▸ **GIVEN INFORMATION**:
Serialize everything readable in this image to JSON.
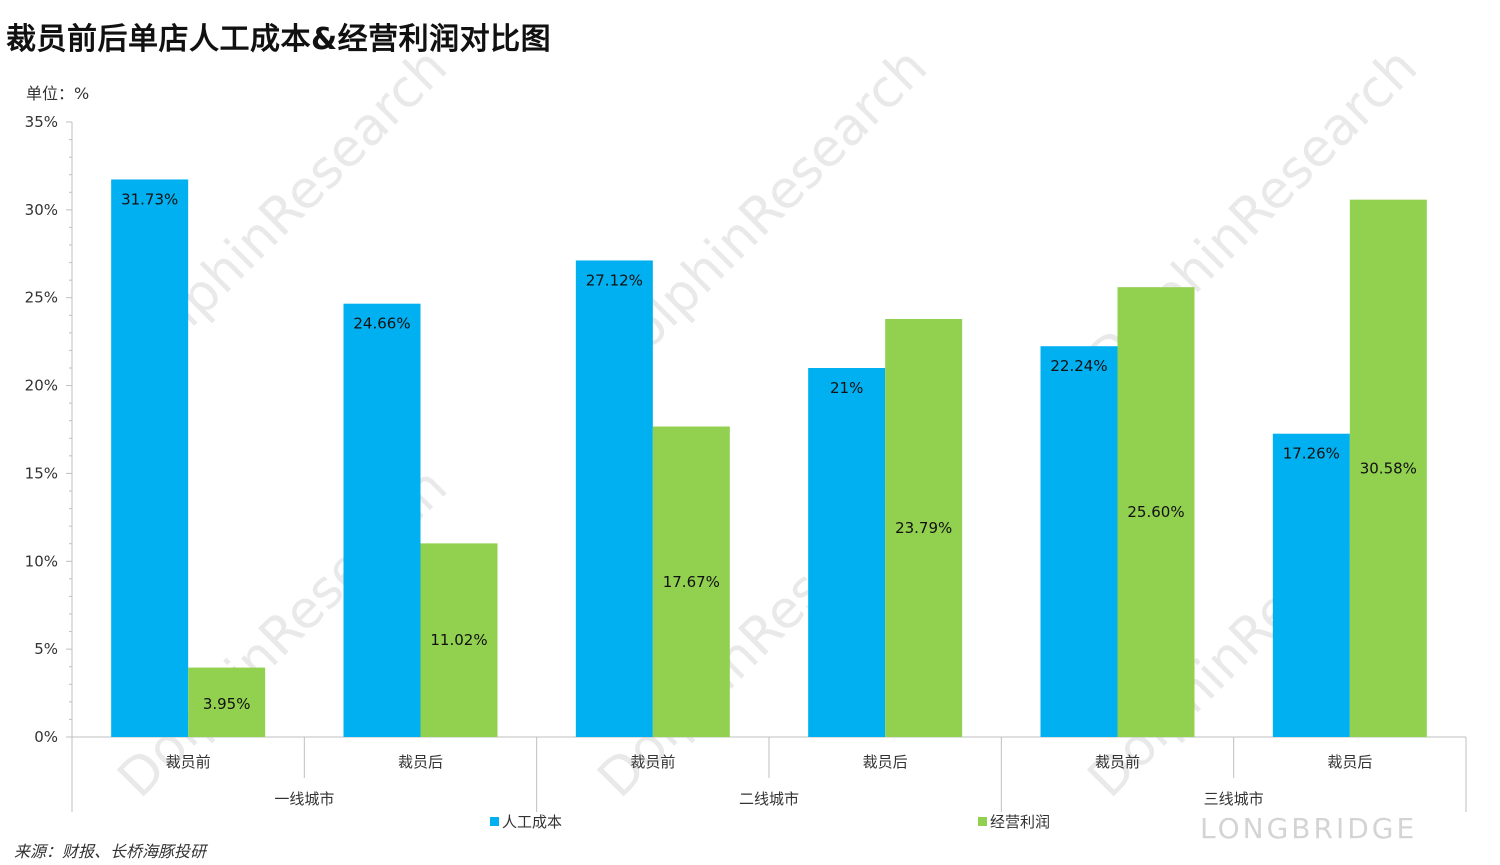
{
  "title": "裁员前后单店人工成本&经营利润对比图",
  "unit_label": "单位：%",
  "source": "来源：财报、长桥海豚投研",
  "watermark": "LONGBRIDGE",
  "colors": {
    "labor": "#00B0F0",
    "profit": "#92D050"
  },
  "chart_data": {
    "type": "bar",
    "y_ticks": [
      "0%",
      "5%",
      "10%",
      "15%",
      "20%",
      "25%",
      "30%",
      "35%"
    ],
    "ylim": [
      0,
      35
    ],
    "groups": [
      {
        "name": "一线城市",
        "categories": [
          "裁员前",
          "裁员后"
        ]
      },
      {
        "name": "二线城市",
        "categories": [
          "裁员前",
          "裁员后"
        ]
      },
      {
        "name": "三线城市",
        "categories": [
          "裁员前",
          "裁员后"
        ]
      }
    ],
    "series": [
      {
        "name": "人工成本",
        "color": "#00B0F0",
        "values": [
          31.73,
          24.66,
          27.12,
          21,
          22.24,
          17.26
        ],
        "labels": [
          "31.73%",
          "24.66%",
          "27.12%",
          "21%",
          "22.24%",
          "17.26%"
        ]
      },
      {
        "name": "经营利润",
        "color": "#92D050",
        "values": [
          3.95,
          11.02,
          17.67,
          23.79,
          25.6,
          30.58
        ],
        "labels": [
          "3.95%",
          "11.02%",
          "17.67%",
          "23.79%",
          "25.60%",
          "30.58%"
        ]
      }
    ]
  }
}
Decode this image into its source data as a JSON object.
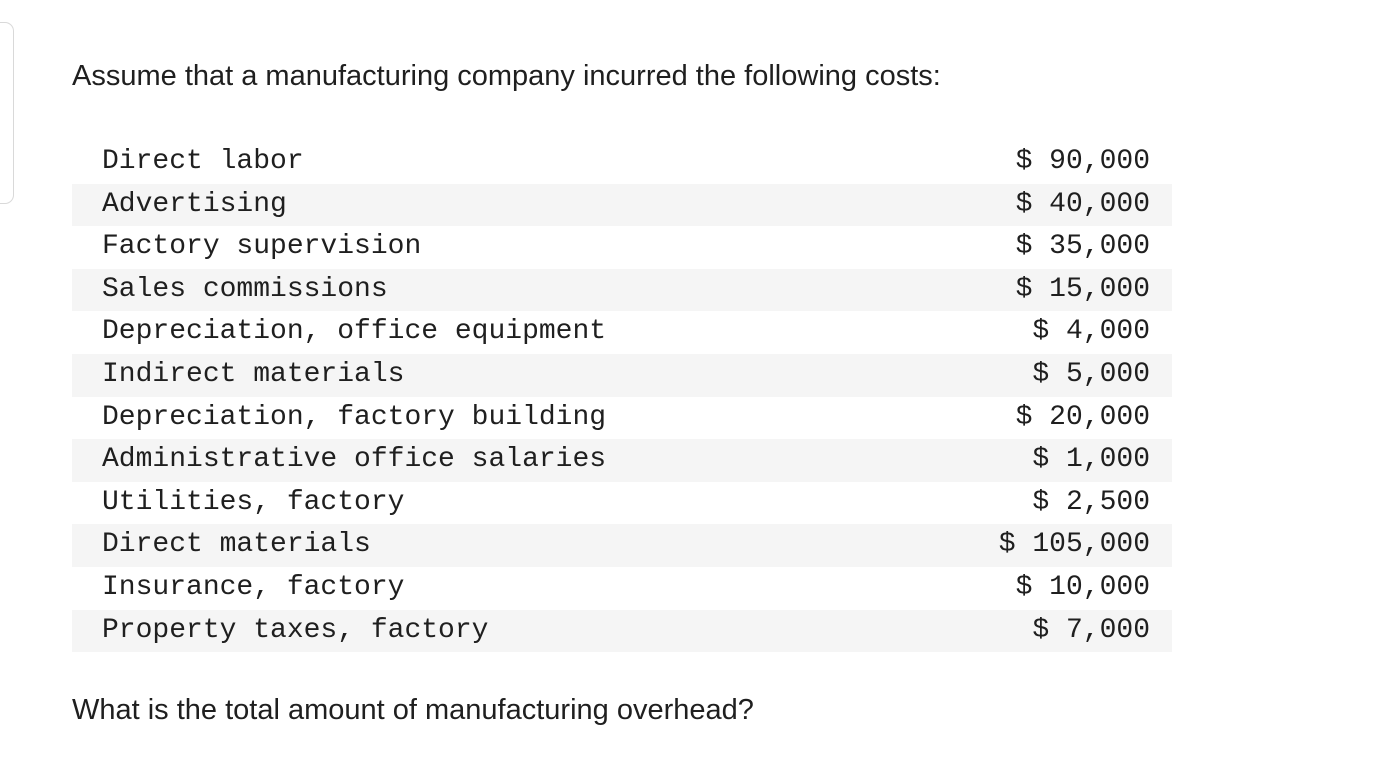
{
  "question": {
    "intro": "Assume that a manufacturing company incurred the following costs:",
    "prompt": "What is the total amount of manufacturing overhead?"
  },
  "costs": [
    {
      "label": "Direct labor",
      "amount": "$ 90,000"
    },
    {
      "label": "Advertising",
      "amount": "$ 40,000"
    },
    {
      "label": "Factory supervision",
      "amount": "$ 35,000"
    },
    {
      "label": "Sales commissions",
      "amount": "$ 15,000"
    },
    {
      "label": "Depreciation, office equipment",
      "amount": "$ 4,000"
    },
    {
      "label": "Indirect materials",
      "amount": "$ 5,000"
    },
    {
      "label": "Depreciation, factory building",
      "amount": "$ 20,000"
    },
    {
      "label": "Administrative office salaries",
      "amount": "$ 1,000"
    },
    {
      "label": "Utilities, factory",
      "amount": "$ 2,500"
    },
    {
      "label": "Direct materials",
      "amount": "$ 105,000"
    },
    {
      "label": "Insurance, factory",
      "amount": "$ 10,000"
    },
    {
      "label": "Property taxes, factory",
      "amount": "$ 7,000"
    }
  ],
  "colors": {
    "text": "#1f1f1f",
    "stripe": "#f5f5f5",
    "border": "#d9d9d9"
  }
}
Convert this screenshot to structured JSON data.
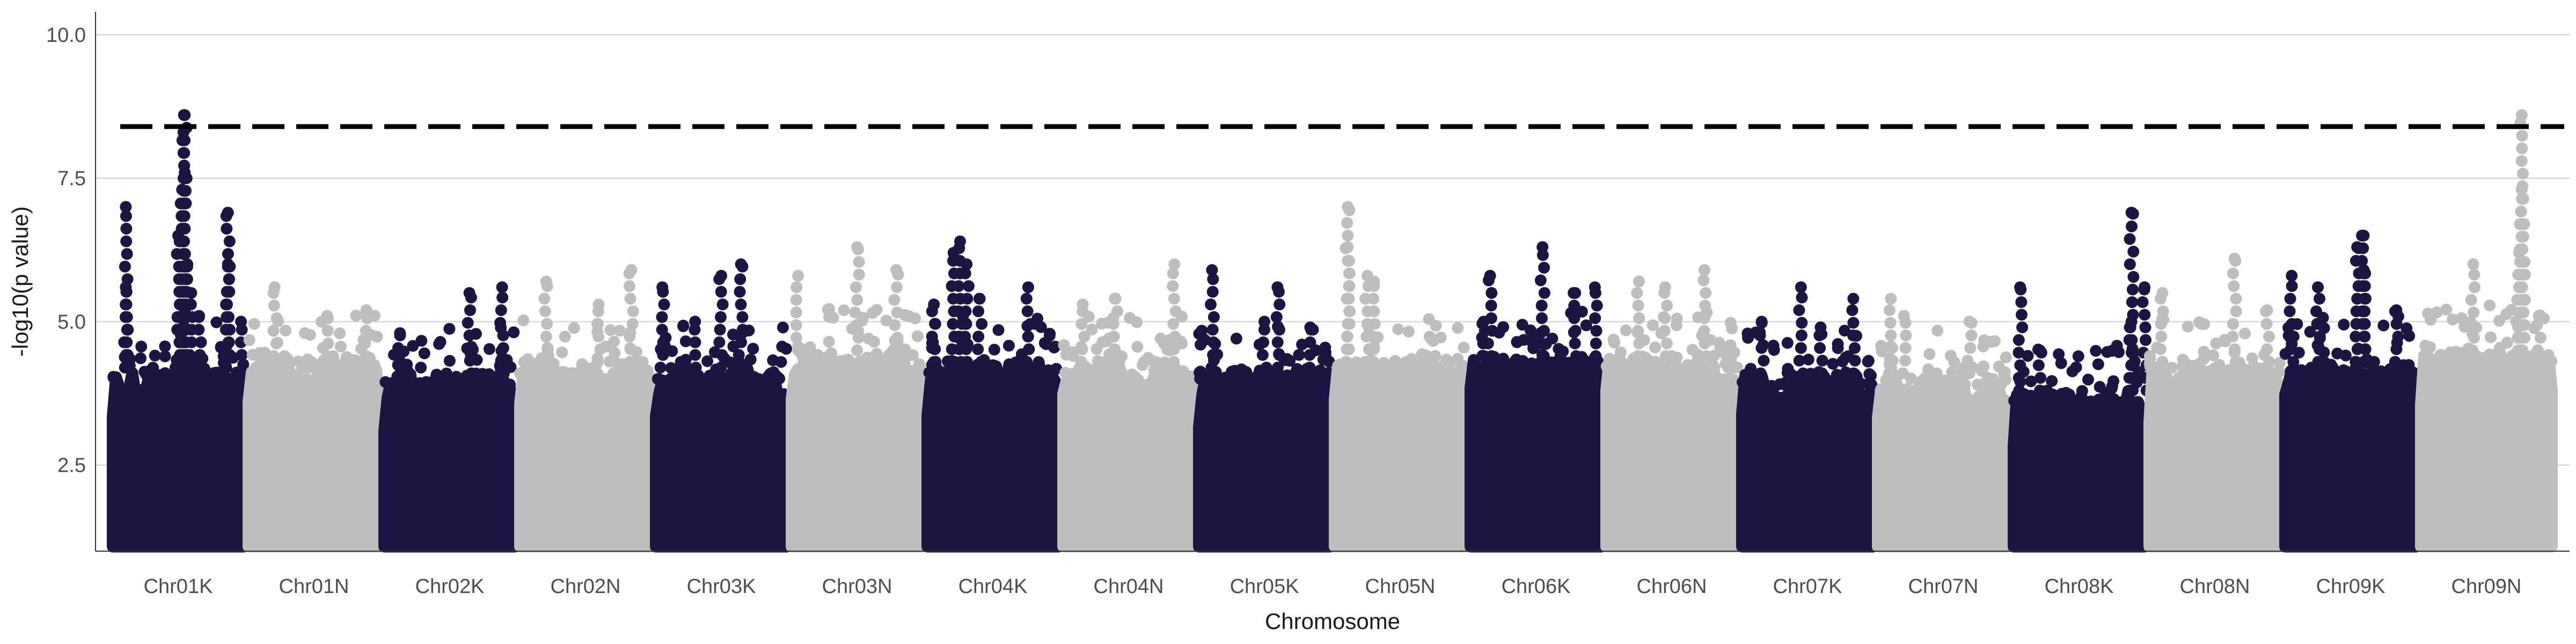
{
  "chart_data": {
    "type": "scatter",
    "subtype": "manhattan",
    "title": "",
    "xlabel": "Chromosome",
    "ylabel": "-log10(p value)",
    "ylim": [
      1.0,
      10.4
    ],
    "yticks": [
      "2.5",
      "5.0",
      "7.5",
      "10.0"
    ],
    "threshold": 8.4,
    "grid": "horizontal major lines",
    "colors": {
      "dark": "#1e1442",
      "light": "#bebebe",
      "threshold": "#000000",
      "grid": "#d0d0d0"
    },
    "categories": [
      "Chr01K",
      "Chr01N",
      "Chr02K",
      "Chr02N",
      "Chr03K",
      "Chr03N",
      "Chr04K",
      "Chr04N",
      "Chr05K",
      "Chr05N",
      "Chr06K",
      "Chr06N",
      "Chr07K",
      "Chr07N",
      "Chr08K",
      "Chr08N",
      "Chr09K",
      "Chr09N"
    ],
    "chromosomes": [
      {
        "name": "Chr01K",
        "color": "dark",
        "typical_max": 4.2,
        "peaks": [
          {
            "pos": 0.55,
            "y": 8.6
          },
          {
            "pos": 0.54,
            "y": 8.3
          },
          {
            "pos": 0.55,
            "y": 7.6
          },
          {
            "pos": 0.53,
            "y": 7.3
          },
          {
            "pos": 0.1,
            "y": 7.0
          },
          {
            "pos": 0.88,
            "y": 6.9
          },
          {
            "pos": 0.5,
            "y": 6.5
          },
          {
            "pos": 0.57,
            "y": 6.0
          },
          {
            "pos": 0.88,
            "y": 6.0
          },
          {
            "pos": 0.1,
            "y": 5.6
          },
          {
            "pos": 0.6,
            "y": 5.5
          },
          {
            "pos": 0.55,
            "y": 5.2
          },
          {
            "pos": 0.66,
            "y": 5.1
          },
          {
            "pos": 0.98,
            "y": 5.0
          }
        ]
      },
      {
        "name": "Chr01N",
        "color": "light",
        "typical_max": 4.4,
        "peaks": [
          {
            "pos": 0.2,
            "y": 5.6
          },
          {
            "pos": 0.9,
            "y": 5.2
          },
          {
            "pos": 0.6,
            "y": 5.1
          }
        ]
      },
      {
        "name": "Chr02K",
        "color": "dark",
        "typical_max": 4.1,
        "peaks": [
          {
            "pos": 0.65,
            "y": 5.5
          },
          {
            "pos": 0.9,
            "y": 5.6
          },
          {
            "pos": 0.12,
            "y": 4.8
          }
        ]
      },
      {
        "name": "Chr02N",
        "color": "light",
        "typical_max": 4.3,
        "peaks": [
          {
            "pos": 0.2,
            "y": 5.7
          },
          {
            "pos": 0.85,
            "y": 5.9
          },
          {
            "pos": 0.6,
            "y": 5.3
          }
        ]
      },
      {
        "name": "Chr03K",
        "color": "dark",
        "typical_max": 4.2,
        "peaks": [
          {
            "pos": 0.05,
            "y": 5.6
          },
          {
            "pos": 0.5,
            "y": 5.8
          },
          {
            "pos": 0.65,
            "y": 6.0
          },
          {
            "pos": 0.3,
            "y": 5.0
          }
        ]
      },
      {
        "name": "Chr03N",
        "color": "light",
        "typical_max": 4.5,
        "peaks": [
          {
            "pos": 0.5,
            "y": 6.3
          },
          {
            "pos": 0.05,
            "y": 5.8
          },
          {
            "pos": 0.8,
            "y": 5.9
          }
        ]
      },
      {
        "name": "Chr04K",
        "color": "dark",
        "typical_max": 4.3,
        "peaks": [
          {
            "pos": 0.25,
            "y": 6.4
          },
          {
            "pos": 0.2,
            "y": 6.2
          },
          {
            "pos": 0.3,
            "y": 6.0
          },
          {
            "pos": 0.77,
            "y": 5.6
          },
          {
            "pos": 0.4,
            "y": 5.4
          },
          {
            "pos": 0.05,
            "y": 5.3
          }
        ]
      },
      {
        "name": "Chr04N",
        "color": "light",
        "typical_max": 4.3,
        "peaks": [
          {
            "pos": 0.85,
            "y": 6.0
          },
          {
            "pos": 0.15,
            "y": 5.3
          },
          {
            "pos": 0.4,
            "y": 5.4
          }
        ]
      },
      {
        "name": "Chr05K",
        "color": "dark",
        "typical_max": 4.2,
        "peaks": [
          {
            "pos": 0.1,
            "y": 5.9
          },
          {
            "pos": 0.6,
            "y": 5.6
          },
          {
            "pos": 0.5,
            "y": 5.0
          },
          {
            "pos": 0.85,
            "y": 4.9
          }
        ]
      },
      {
        "name": "Chr05N",
        "color": "light",
        "typical_max": 4.3,
        "peaks": [
          {
            "pos": 0.1,
            "y": 7.0
          },
          {
            "pos": 0.1,
            "y": 6.3
          },
          {
            "pos": 0.25,
            "y": 5.8
          },
          {
            "pos": 0.3,
            "y": 5.7
          }
        ]
      },
      {
        "name": "Chr06K",
        "color": "dark",
        "typical_max": 4.4,
        "peaks": [
          {
            "pos": 0.55,
            "y": 6.3
          },
          {
            "pos": 0.15,
            "y": 5.8
          },
          {
            "pos": 0.95,
            "y": 5.6
          },
          {
            "pos": 0.8,
            "y": 5.5
          },
          {
            "pos": 0.1,
            "y": 5.0
          }
        ]
      },
      {
        "name": "Chr06N",
        "color": "light",
        "typical_max": 4.4,
        "peaks": [
          {
            "pos": 0.75,
            "y": 5.9
          },
          {
            "pos": 0.45,
            "y": 5.6
          },
          {
            "pos": 0.25,
            "y": 5.7
          }
        ]
      },
      {
        "name": "Chr07K",
        "color": "dark",
        "typical_max": 4.1,
        "peaks": [
          {
            "pos": 0.45,
            "y": 5.6
          },
          {
            "pos": 0.85,
            "y": 5.4
          },
          {
            "pos": 0.15,
            "y": 5.0
          },
          {
            "pos": 0.6,
            "y": 4.9
          }
        ]
      },
      {
        "name": "Chr07N",
        "color": "light",
        "typical_max": 4.1,
        "peaks": [
          {
            "pos": 0.1,
            "y": 5.4
          },
          {
            "pos": 0.2,
            "y": 5.1
          },
          {
            "pos": 0.7,
            "y": 5.0
          }
        ]
      },
      {
        "name": "Chr08K",
        "color": "dark",
        "typical_max": 3.8,
        "peaks": [
          {
            "pos": 0.9,
            "y": 6.9
          },
          {
            "pos": 0.05,
            "y": 5.6
          },
          {
            "pos": 0.9,
            "y": 5.0
          },
          {
            "pos": 1.0,
            "y": 5.6
          },
          {
            "pos": 0.2,
            "y": 4.5
          }
        ]
      },
      {
        "name": "Chr08N",
        "color": "light",
        "typical_max": 4.3,
        "peaks": [
          {
            "pos": 0.65,
            "y": 6.1
          },
          {
            "pos": 0.1,
            "y": 5.5
          },
          {
            "pos": 0.9,
            "y": 5.2
          }
        ]
      },
      {
        "name": "Chr09K",
        "color": "dark",
        "typical_max": 4.3,
        "peaks": [
          {
            "pos": 0.6,
            "y": 6.5
          },
          {
            "pos": 0.55,
            "y": 6.3
          },
          {
            "pos": 0.6,
            "y": 5.9
          },
          {
            "pos": 0.05,
            "y": 5.8
          },
          {
            "pos": 0.25,
            "y": 5.6
          },
          {
            "pos": 0.85,
            "y": 5.2
          }
        ]
      },
      {
        "name": "Chr09N",
        "color": "light",
        "typical_max": 4.5,
        "peaks": [
          {
            "pos": 0.77,
            "y": 8.6
          },
          {
            "pos": 0.77,
            "y": 7.3
          },
          {
            "pos": 0.78,
            "y": 6.7
          },
          {
            "pos": 0.75,
            "y": 6.2
          },
          {
            "pos": 0.4,
            "y": 6.0
          },
          {
            "pos": 0.9,
            "y": 5.1
          }
        ]
      }
    ]
  }
}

▸ **WHAT TO WORK ON**: Each line in the material either holds the string "this" or does not. State how many do, and nothing else.

▸ **ANSWER FOR THE TASK**: 3